__WORK REQUIRED__
Leave out the pictures and reproduce all of the data exactly.

__Collected data entries__
::::::

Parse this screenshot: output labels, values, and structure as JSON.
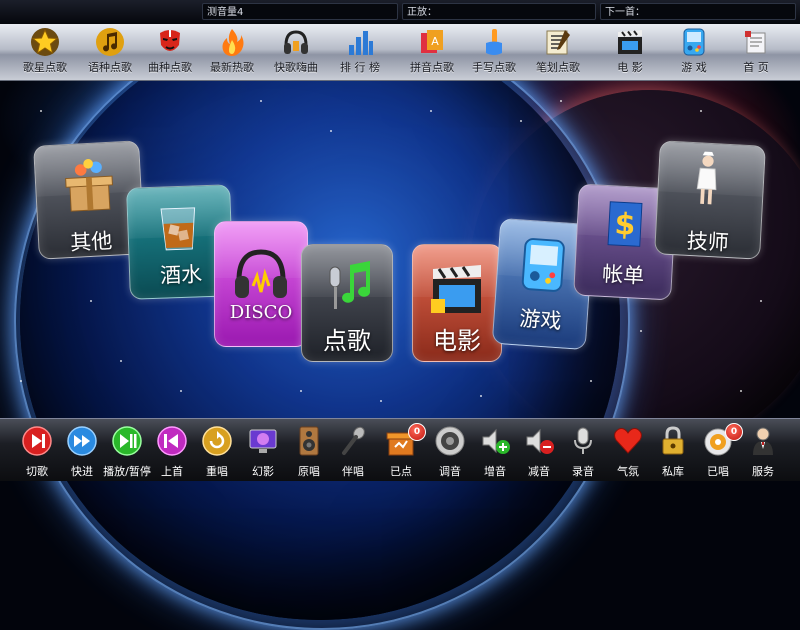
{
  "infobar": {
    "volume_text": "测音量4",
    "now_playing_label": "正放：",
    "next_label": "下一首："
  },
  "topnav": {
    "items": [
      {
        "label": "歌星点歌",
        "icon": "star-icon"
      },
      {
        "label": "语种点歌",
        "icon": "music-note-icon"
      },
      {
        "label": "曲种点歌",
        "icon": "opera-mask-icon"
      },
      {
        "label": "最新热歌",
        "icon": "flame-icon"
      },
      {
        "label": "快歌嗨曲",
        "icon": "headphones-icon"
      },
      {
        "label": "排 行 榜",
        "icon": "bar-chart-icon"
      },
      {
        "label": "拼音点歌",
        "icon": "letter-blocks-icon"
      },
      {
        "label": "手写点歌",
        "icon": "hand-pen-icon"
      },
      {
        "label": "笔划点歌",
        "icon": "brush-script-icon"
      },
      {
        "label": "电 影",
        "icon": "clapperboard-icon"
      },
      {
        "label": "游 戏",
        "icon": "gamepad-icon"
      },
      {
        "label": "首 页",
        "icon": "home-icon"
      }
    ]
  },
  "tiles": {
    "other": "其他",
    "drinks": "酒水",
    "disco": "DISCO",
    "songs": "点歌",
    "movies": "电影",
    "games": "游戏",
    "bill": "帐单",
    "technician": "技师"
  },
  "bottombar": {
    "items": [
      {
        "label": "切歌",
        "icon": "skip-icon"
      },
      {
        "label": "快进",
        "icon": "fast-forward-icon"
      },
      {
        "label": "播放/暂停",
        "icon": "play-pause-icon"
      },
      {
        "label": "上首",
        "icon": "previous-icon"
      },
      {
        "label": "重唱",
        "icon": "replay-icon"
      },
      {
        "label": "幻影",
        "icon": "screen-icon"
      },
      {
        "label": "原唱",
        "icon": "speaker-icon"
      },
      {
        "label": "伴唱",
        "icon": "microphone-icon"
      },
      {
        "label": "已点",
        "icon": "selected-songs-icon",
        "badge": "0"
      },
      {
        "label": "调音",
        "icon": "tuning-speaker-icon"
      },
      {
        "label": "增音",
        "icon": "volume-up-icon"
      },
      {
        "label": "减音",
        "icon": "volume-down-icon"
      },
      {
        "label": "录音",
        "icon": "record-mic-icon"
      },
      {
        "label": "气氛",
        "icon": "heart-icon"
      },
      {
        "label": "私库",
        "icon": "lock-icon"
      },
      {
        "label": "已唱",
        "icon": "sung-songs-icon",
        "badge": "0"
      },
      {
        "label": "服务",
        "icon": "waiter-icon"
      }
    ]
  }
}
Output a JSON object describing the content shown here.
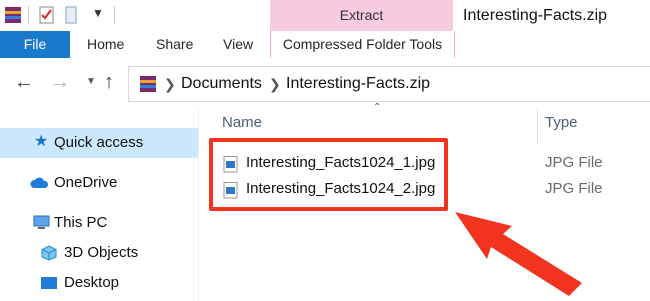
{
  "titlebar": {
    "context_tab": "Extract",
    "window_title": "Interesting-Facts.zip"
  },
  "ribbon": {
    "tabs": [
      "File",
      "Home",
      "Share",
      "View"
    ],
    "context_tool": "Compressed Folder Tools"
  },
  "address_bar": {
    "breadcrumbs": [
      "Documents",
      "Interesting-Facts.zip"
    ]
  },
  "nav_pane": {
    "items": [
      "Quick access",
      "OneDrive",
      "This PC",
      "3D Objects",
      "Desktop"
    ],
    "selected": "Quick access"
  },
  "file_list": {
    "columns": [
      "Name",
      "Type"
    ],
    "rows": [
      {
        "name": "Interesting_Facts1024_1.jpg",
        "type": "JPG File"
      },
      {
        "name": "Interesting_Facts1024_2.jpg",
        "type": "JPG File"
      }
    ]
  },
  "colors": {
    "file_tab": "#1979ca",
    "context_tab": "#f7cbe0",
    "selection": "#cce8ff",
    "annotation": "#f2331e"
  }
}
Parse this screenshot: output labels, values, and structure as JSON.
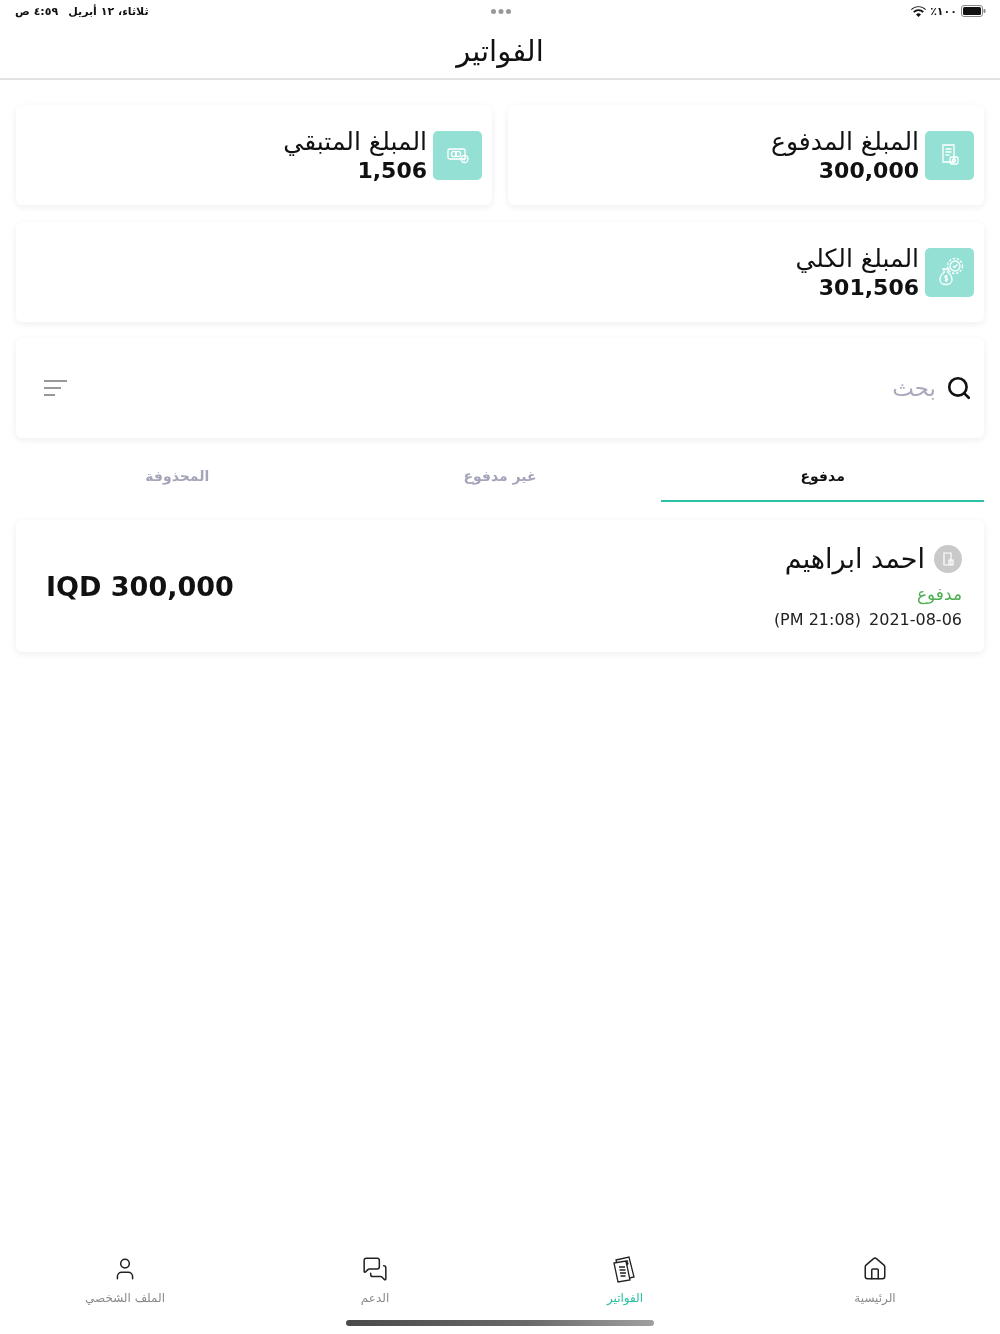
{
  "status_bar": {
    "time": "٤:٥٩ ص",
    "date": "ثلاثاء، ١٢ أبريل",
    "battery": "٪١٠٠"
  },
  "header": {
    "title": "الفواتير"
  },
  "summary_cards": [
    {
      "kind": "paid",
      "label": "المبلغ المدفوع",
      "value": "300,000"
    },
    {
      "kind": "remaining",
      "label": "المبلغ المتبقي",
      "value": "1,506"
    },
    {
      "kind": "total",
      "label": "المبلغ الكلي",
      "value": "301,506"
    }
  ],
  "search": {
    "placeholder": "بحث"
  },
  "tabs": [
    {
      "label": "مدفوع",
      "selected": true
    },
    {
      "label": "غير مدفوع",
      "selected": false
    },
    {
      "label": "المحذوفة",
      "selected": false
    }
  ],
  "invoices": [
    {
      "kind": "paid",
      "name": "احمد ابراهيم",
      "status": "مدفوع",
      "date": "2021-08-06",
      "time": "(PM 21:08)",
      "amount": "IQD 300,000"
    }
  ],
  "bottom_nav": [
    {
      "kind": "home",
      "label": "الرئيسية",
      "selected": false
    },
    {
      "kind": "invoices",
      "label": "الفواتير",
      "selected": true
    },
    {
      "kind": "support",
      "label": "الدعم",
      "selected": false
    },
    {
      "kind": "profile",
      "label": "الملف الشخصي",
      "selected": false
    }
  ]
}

::::::

__FULL SOLUTION__
Parse this screenshot: output labels, values, and structure as JSON.
{
  "infobar": {
    "volume_text": "测音量4",
    "now_playing_label": "正放：",
    "next_label": "下一首："
  },
  "topnav": {
    "items": [
      {
        "label": "歌星点歌",
        "icon": "star-icon"
      },
      {
        "label": "语种点歌",
        "icon": "music-note-icon"
      },
      {
        "label": "曲种点歌",
        "icon": "opera-mask-icon"
      },
      {
        "label": "最新热歌",
        "icon": "flame-icon"
      },
      {
        "label": "快歌嗨曲",
        "icon": "headphones-icon"
      },
      {
        "label": "排 行 榜",
        "icon": "bar-chart-icon"
      },
      {
        "label": "拼音点歌",
        "icon": "letter-blocks-icon"
      },
      {
        "label": "手写点歌",
        "icon": "hand-pen-icon"
      },
      {
        "label": "笔划点歌",
        "icon": "brush-script-icon"
      },
      {
        "label": "电 影",
        "icon": "clapperboard-icon"
      },
      {
        "label": "游 戏",
        "icon": "gamepad-icon"
      },
      {
        "label": "首 页",
        "icon": "home-icon"
      }
    ]
  },
  "tiles": {
    "other": "其他",
    "drinks": "酒水",
    "disco": "DISCO",
    "songs": "点歌",
    "movies": "电影",
    "games": "游戏",
    "bill": "帐单",
    "technician": "技师"
  },
  "bottombar": {
    "items": [
      {
        "label": "切歌",
        "icon": "skip-icon"
      },
      {
        "label": "快进",
        "icon": "fast-forward-icon"
      },
      {
        "label": "播放/暂停",
        "icon": "play-pause-icon"
      },
      {
        "label": "上首",
        "icon": "previous-icon"
      },
      {
        "label": "重唱",
        "icon": "replay-icon"
      },
      {
        "label": "幻影",
        "icon": "screen-icon"
      },
      {
        "label": "原唱",
        "icon": "speaker-icon"
      },
      {
        "label": "伴唱",
        "icon": "microphone-icon"
      },
      {
        "label": "已点",
        "icon": "selected-songs-icon",
        "badge": "0"
      },
      {
        "label": "调音",
        "icon": "tuning-speaker-icon"
      },
      {
        "label": "增音",
        "icon": "volume-up-icon"
      },
      {
        "label": "减音",
        "icon": "volume-down-icon"
      },
      {
        "label": "录音",
        "icon": "record-mic-icon"
      },
      {
        "label": "气氛",
        "icon": "heart-icon"
      },
      {
        "label": "私库",
        "icon": "lock-icon"
      },
      {
        "label": "已唱",
        "icon": "sung-songs-icon",
        "badge": "0"
      },
      {
        "label": "服务",
        "icon": "waiter-icon"
      }
    ]
  }
}
Output a JSON object describing the content shown here.
{
  "titlebar": {
    "context_tab": "Extract",
    "window_title": "Interesting-Facts.zip"
  },
  "ribbon": {
    "tabs": [
      "File",
      "Home",
      "Share",
      "View"
    ],
    "context_tool": "Compressed Folder Tools"
  },
  "address_bar": {
    "breadcrumbs": [
      "Documents",
      "Interesting-Facts.zip"
    ]
  },
  "nav_pane": {
    "items": [
      "Quick access",
      "OneDrive",
      "This PC",
      "3D Objects",
      "Desktop"
    ],
    "selected": "Quick access"
  },
  "file_list": {
    "columns": [
      "Name",
      "Type"
    ],
    "rows": [
      {
        "name": "Interesting_Facts1024_1.jpg",
        "type": "JPG File"
      },
      {
        "name": "Interesting_Facts1024_2.jpg",
        "type": "JPG File"
      }
    ]
  },
  "colors": {
    "file_tab": "#1979ca",
    "context_tab": "#f7cbe0",
    "selection": "#cce8ff",
    "annotation": "#f2331e"
  }
}
Parse this screenshot: output labels, values, and structure as JSON.
{
  "status_bar": {
    "time": "٤:٥٩ ص",
    "date": "ثلاثاء، ١٢ أبريل",
    "battery": "٪١٠٠"
  },
  "header": {
    "title": "الفواتير"
  },
  "summary_cards": [
    {
      "kind": "paid",
      "label": "المبلغ المدفوع",
      "value": "300,000"
    },
    {
      "kind": "remaining",
      "label": "المبلغ المتبقي",
      "value": "1,506"
    },
    {
      "kind": "total",
      "label": "المبلغ الكلي",
      "value": "301,506"
    }
  ],
  "search": {
    "placeholder": "بحث"
  },
  "tabs": [
    {
      "label": "مدفوع",
      "selected": true
    },
    {
      "label": "غير مدفوع",
      "selected": false
    },
    {
      "label": "المحذوفة",
      "selected": false
    }
  ],
  "invoices": [
    {
      "kind": "paid",
      "name": "احمد ابراهيم",
      "status": "مدفوع",
      "date": "2021-08-06",
      "time": "(PM 21:08)",
      "amount": "IQD 300,000"
    }
  ],
  "bottom_nav": [
    {
      "kind": "home",
      "label": "الرئيسية",
      "selected": false
    },
    {
      "kind": "invoices",
      "label": "الفواتير",
      "selected": true
    },
    {
      "kind": "support",
      "label": "الدعم",
      "selected": false
    },
    {
      "kind": "profile",
      "label": "الملف الشخصي",
      "selected": false
    }
  ]
}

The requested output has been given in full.